Work required ::
Reproduce the data from its start through the line containing "consult-type-title: Tipo de", changing "Modelo Turbina" to "Modelo de Turbina" and leaving everything else unchanged.

* Start Dataset *

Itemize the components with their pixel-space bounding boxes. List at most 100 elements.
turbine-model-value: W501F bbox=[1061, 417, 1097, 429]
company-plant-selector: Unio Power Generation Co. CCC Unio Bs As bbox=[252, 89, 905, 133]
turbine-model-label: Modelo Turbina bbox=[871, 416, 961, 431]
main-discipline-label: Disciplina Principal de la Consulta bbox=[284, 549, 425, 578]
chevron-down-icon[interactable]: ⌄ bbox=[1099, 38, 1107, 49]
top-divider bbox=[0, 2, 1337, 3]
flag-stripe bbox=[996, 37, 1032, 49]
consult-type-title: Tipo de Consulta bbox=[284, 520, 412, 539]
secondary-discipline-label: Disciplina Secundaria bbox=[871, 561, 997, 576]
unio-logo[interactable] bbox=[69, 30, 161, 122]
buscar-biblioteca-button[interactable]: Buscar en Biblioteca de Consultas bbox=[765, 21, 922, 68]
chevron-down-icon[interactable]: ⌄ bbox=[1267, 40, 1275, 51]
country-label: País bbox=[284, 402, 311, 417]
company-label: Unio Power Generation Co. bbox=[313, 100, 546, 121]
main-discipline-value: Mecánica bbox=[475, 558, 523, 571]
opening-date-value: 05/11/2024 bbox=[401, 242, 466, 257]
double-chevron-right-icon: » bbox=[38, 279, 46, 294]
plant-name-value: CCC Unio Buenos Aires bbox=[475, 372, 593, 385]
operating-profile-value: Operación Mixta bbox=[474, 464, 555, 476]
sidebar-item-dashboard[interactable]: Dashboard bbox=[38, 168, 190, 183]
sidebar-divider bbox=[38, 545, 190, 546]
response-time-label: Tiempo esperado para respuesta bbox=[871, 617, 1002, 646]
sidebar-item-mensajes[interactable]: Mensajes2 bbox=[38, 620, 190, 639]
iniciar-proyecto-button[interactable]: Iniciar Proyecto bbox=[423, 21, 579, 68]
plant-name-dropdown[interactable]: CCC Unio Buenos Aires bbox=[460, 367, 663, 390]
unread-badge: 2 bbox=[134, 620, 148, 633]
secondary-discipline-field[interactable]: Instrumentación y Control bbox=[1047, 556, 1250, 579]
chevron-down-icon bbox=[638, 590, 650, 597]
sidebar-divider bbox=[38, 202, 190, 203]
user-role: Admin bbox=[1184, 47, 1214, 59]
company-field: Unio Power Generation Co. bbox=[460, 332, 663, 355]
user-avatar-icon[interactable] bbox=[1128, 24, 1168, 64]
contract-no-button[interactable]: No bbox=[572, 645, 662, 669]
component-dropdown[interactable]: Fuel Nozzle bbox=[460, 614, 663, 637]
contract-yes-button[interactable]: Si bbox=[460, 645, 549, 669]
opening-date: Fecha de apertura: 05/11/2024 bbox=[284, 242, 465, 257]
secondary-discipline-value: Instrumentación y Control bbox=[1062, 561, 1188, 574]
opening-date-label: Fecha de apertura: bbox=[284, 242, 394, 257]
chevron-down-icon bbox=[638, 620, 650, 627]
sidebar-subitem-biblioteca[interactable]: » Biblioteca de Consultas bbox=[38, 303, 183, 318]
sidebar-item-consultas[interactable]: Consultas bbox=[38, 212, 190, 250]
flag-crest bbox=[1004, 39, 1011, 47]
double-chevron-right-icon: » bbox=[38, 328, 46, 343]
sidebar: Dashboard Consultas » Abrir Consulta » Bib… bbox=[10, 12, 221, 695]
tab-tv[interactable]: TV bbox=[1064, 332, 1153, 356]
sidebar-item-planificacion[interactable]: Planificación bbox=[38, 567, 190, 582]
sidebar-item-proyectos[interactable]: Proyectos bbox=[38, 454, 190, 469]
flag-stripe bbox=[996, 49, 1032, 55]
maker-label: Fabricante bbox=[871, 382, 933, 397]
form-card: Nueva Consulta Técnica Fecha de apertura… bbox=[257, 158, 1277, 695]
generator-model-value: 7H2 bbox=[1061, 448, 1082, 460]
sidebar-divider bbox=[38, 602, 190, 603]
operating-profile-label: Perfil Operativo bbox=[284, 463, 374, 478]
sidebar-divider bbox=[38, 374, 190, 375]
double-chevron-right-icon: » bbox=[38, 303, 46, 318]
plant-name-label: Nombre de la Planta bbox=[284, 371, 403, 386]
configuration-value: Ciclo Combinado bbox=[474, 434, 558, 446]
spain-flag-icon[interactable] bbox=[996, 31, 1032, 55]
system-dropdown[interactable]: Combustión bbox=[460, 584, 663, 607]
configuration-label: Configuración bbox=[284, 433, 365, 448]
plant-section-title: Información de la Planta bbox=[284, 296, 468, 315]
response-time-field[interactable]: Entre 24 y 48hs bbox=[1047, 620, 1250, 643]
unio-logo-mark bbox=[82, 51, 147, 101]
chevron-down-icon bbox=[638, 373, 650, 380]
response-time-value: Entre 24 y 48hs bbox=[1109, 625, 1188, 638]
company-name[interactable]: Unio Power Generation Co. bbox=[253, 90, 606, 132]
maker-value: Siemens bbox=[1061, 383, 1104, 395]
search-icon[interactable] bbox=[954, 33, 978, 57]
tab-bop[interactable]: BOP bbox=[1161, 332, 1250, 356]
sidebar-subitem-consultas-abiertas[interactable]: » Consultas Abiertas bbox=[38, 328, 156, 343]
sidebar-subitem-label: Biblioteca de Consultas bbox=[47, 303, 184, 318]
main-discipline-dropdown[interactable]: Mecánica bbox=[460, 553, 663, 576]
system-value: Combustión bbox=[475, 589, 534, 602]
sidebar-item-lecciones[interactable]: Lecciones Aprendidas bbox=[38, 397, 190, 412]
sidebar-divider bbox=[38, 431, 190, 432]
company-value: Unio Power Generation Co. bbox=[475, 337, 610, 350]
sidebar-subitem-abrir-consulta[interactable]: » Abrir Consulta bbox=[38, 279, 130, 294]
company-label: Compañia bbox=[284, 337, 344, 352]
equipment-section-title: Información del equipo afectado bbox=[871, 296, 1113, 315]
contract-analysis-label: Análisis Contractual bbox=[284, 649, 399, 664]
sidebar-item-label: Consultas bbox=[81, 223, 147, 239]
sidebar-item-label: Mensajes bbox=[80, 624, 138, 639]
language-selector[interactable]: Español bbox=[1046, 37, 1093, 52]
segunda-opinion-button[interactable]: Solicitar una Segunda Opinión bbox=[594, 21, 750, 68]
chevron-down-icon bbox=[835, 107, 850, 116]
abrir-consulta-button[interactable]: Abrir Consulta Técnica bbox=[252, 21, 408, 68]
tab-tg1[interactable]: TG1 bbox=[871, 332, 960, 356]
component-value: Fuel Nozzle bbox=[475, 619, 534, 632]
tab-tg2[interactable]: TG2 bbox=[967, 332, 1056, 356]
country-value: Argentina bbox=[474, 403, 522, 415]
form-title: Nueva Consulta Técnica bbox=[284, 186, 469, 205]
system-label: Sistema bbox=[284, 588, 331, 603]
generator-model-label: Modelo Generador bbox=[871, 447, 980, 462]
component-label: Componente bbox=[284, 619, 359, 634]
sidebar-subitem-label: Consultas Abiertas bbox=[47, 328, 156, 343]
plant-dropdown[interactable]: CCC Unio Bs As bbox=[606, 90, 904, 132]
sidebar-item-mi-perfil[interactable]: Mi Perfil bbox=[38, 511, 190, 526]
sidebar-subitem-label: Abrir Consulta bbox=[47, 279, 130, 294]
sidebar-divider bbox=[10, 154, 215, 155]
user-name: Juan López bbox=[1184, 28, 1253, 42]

* End Dataset *

Written response ::
Itemize the components with their pixel-space bounding boxes. List at most 100 elements.
turbine-model-value: W501F bbox=[1061, 417, 1097, 429]
company-plant-selector: Unio Power Generation Co. CCC Unio Bs As bbox=[252, 89, 905, 133]
turbine-model-label: Modelo de Turbina bbox=[871, 416, 961, 431]
main-discipline-label: Disciplina Principal de la Consulta bbox=[284, 549, 425, 578]
chevron-down-icon[interactable]: ⌄ bbox=[1099, 38, 1107, 49]
top-divider bbox=[0, 2, 1337, 3]
flag-stripe bbox=[996, 37, 1032, 49]
consult-type-title: Tipo de Consulta bbox=[284, 520, 412, 539]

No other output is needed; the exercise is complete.